■ Data:
[Begin]

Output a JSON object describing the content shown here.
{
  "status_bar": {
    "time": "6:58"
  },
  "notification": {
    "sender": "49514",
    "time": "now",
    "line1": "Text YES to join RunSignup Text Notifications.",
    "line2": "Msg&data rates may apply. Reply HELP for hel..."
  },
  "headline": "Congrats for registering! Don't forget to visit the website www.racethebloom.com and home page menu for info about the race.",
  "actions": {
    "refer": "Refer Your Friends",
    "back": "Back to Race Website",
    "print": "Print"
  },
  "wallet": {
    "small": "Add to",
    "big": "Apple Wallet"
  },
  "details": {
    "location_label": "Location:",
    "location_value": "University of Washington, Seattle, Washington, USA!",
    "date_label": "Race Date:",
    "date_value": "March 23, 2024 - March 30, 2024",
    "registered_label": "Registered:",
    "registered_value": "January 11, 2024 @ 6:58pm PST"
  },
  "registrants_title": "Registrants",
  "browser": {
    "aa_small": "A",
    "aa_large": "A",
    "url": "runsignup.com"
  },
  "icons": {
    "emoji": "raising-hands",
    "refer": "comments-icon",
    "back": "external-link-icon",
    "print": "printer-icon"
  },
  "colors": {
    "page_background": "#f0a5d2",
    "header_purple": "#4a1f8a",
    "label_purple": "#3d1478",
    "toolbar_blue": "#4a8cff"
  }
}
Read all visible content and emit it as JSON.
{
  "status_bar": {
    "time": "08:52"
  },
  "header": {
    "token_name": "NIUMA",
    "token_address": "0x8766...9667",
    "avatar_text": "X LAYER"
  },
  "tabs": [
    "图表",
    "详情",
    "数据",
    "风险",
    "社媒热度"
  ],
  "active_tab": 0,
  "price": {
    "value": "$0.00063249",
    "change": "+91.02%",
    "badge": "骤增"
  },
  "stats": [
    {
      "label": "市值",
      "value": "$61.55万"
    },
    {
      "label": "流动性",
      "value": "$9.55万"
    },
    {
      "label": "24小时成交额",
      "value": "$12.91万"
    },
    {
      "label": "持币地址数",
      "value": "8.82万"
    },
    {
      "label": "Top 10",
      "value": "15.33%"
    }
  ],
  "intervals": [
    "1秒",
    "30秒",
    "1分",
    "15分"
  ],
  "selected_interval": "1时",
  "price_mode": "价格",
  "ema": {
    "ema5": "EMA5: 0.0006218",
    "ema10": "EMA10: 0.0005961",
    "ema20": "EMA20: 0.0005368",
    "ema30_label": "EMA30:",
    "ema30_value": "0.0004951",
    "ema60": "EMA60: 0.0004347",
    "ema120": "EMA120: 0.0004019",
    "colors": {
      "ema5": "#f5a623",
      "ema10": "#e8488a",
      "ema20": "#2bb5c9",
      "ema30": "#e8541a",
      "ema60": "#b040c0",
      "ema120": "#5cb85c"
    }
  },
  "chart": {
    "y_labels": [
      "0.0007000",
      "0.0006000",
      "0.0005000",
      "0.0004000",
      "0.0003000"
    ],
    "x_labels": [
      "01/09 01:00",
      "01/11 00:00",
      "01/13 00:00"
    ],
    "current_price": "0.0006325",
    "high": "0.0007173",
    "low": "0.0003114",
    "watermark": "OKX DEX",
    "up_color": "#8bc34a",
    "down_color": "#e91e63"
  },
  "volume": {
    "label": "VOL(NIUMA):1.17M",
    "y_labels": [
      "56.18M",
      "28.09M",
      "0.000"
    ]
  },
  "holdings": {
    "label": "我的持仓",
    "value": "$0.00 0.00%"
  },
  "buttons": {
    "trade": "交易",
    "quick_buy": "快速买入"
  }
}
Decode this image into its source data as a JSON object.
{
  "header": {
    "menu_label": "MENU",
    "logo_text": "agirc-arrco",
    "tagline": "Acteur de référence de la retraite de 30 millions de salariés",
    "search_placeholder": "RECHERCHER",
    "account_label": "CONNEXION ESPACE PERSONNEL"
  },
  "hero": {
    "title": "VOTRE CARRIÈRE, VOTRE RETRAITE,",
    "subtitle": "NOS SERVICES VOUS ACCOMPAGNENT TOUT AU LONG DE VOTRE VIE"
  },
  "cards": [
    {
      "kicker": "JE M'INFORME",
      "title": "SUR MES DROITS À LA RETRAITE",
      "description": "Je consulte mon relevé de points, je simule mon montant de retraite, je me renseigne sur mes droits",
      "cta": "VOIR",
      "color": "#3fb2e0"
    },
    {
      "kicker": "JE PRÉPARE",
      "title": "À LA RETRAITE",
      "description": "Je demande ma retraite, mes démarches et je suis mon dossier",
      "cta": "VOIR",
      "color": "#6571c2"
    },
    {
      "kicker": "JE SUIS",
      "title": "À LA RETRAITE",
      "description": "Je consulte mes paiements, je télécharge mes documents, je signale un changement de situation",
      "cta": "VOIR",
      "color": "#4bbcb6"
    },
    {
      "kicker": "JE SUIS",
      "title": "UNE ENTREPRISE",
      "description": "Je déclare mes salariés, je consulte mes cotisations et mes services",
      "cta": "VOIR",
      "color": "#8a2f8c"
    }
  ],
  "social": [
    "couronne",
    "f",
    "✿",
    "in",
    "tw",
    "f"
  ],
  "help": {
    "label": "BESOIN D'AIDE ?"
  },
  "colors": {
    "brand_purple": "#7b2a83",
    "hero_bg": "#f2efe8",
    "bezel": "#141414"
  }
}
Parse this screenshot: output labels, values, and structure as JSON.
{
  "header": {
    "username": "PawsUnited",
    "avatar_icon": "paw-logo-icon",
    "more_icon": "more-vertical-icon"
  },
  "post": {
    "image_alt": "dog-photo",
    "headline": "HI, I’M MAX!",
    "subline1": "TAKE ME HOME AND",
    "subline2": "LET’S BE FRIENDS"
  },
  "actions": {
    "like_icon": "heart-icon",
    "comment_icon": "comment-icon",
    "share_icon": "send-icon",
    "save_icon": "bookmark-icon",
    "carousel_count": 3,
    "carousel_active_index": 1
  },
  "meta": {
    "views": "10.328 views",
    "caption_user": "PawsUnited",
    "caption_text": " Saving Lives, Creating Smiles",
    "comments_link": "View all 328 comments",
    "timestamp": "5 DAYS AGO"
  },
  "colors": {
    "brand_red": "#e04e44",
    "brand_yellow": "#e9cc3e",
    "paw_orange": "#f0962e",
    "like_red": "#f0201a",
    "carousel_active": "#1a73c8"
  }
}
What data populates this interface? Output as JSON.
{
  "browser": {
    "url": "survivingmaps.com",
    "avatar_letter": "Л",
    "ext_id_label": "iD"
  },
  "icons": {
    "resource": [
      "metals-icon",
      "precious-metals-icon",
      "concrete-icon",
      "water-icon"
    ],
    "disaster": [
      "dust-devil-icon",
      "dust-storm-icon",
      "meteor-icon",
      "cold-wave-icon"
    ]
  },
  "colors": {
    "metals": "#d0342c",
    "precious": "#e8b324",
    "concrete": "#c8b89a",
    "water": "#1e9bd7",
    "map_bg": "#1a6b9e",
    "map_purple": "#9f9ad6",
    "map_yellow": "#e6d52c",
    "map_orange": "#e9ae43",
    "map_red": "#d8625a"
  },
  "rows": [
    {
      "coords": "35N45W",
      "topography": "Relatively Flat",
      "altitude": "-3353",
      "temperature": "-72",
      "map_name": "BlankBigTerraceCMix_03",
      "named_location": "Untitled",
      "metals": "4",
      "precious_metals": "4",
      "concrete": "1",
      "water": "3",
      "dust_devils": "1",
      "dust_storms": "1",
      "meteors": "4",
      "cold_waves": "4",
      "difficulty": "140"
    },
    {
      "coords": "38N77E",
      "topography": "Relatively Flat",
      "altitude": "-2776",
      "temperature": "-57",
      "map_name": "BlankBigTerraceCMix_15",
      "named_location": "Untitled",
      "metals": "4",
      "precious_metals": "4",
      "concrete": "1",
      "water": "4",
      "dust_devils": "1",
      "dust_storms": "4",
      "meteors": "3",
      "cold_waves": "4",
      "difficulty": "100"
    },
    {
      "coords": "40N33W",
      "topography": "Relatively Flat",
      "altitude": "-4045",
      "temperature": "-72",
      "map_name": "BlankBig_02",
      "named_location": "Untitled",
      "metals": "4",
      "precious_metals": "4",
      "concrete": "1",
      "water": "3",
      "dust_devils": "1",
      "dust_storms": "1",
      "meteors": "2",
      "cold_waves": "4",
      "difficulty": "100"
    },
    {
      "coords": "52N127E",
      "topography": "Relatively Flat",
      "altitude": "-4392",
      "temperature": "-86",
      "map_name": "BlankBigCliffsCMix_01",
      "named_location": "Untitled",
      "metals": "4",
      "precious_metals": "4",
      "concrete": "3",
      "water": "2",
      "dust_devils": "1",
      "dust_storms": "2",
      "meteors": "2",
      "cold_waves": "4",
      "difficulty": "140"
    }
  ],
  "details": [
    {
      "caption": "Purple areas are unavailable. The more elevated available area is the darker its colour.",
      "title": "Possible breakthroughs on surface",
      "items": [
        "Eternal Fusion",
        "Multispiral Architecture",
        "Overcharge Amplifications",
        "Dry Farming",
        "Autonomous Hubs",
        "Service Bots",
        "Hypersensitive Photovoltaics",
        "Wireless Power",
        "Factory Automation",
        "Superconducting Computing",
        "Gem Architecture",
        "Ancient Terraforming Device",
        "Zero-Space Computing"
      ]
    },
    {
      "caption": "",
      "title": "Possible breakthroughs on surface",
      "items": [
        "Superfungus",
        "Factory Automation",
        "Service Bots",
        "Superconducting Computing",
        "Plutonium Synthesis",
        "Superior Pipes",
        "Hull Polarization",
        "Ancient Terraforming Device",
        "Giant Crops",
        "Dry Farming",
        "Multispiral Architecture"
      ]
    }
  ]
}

[End]

■ What the exercise asks: Report how many lines include the word "description". Give nothing but the number.

■ Expected answer: 4